Cached Shared Memory for Distributed Subsystems

      Disclosed is a method for implementing a move mode architecture
in an environment in which shared memory does not exist between two
processors.  Shared memory is simulated by caching the move mode
delivery pipes.  The pipes are brought into and out of local memory
by means of bus master transfers, with the adapter processing the
pipes in local memory.

      A Subsystem Control Block (SCB) move mode architecture
specifies a method of interaction between two processes using shared
memory.  Information is received and sent by means of a shared
control area and a pair of shared memory queues (delivery pipes)
containing information.  This method is efficient if the shared
memory is local to both the receiving process and the sending
process.  However, in many cases, while one processor is local to the
shared memory, the other processor accesses memory through a bus
interface.  The overhead required to transfer information and control
data results in a reduction in the performance of the non-local
processor.

# EXERCISE OBJECTIVE
Continue the description of cached shared memory for distributed subsystems, starting after its last sentence.

# DATASET ROWS
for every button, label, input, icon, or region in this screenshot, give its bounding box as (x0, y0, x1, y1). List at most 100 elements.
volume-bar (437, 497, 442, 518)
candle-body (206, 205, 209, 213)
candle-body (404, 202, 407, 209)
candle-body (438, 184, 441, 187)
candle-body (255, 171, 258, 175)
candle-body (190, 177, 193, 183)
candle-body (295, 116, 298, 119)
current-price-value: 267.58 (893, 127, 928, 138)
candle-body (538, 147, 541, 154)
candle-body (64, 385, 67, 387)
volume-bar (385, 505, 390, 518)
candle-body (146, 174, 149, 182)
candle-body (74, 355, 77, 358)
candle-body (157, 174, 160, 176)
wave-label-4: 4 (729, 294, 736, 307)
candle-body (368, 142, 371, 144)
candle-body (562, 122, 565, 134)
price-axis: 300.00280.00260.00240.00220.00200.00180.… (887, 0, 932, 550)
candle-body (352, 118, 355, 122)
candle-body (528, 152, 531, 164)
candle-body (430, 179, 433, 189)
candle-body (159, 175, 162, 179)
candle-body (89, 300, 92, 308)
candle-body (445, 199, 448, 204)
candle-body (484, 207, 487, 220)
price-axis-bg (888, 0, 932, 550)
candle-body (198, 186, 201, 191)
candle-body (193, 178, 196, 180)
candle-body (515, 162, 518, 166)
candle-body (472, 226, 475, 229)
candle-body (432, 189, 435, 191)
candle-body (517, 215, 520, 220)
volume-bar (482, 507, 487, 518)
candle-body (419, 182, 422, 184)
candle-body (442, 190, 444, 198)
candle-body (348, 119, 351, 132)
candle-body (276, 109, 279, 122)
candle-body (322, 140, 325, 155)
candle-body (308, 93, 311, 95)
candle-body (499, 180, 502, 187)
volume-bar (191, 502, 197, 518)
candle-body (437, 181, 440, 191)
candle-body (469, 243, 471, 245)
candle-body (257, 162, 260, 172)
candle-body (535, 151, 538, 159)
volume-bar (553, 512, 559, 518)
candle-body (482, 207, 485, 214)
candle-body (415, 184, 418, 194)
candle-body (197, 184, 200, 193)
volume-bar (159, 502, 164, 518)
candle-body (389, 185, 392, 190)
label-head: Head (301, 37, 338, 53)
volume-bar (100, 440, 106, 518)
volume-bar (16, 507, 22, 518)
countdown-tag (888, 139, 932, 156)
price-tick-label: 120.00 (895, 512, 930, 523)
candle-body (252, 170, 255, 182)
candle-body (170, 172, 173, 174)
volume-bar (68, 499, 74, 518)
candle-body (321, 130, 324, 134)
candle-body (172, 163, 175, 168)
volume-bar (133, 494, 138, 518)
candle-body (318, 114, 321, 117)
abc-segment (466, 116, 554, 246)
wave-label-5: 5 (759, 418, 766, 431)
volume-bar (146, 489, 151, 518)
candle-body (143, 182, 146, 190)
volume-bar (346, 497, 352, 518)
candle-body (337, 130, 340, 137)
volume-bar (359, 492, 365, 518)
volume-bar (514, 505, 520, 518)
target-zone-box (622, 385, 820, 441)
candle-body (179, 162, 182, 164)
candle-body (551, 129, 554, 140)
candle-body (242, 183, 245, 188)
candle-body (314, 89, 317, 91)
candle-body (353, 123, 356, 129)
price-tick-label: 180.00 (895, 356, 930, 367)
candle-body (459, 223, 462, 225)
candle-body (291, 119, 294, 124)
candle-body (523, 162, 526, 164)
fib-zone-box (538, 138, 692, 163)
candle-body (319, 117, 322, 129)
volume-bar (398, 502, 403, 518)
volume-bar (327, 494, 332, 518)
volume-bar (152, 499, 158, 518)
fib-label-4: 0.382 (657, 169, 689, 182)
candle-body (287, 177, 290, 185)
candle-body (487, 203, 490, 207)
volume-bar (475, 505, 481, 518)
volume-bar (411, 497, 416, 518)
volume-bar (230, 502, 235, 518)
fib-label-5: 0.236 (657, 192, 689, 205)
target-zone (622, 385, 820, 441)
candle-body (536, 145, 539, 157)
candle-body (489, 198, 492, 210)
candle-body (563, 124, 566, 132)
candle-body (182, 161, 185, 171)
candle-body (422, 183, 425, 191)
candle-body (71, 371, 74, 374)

# RESULT FOR THIS EXERCISE
      The move mode architecture specifies a method for interaction
between two processors through the use of two circular queues, called
"pipes," and two control areas called surrogate areas.  While pipes
can conceivably be shared by two software threads on a single
processor, normally pipes are shared between any two bus masters,
that is, between any two processors, which can transfer data to and
from a shared memory space.

      From a system perspective, there is an inbound pipe for
information coming to the system and an outbound pipe for information
being sent from the system.  There is an inbound surrogate area and
an outbound surrogate area, with each surrogate area containing a
Start of Element (SOE) pointer maintained by the processor receiving
the packets of data, and a Start of Free (SOF) pointer maintained by
the processor sending packets of data.

      Fig. 1 shows an example of the enqueue surrogate area, which
contains two words of information--the offset to Start of Free and
the surrogate enqueue status field.

      Fig. 2 shows an example of the dequeue surrogate area, which
contains two words of information--the offset to Start of Free and
the surrogate dequeue status field.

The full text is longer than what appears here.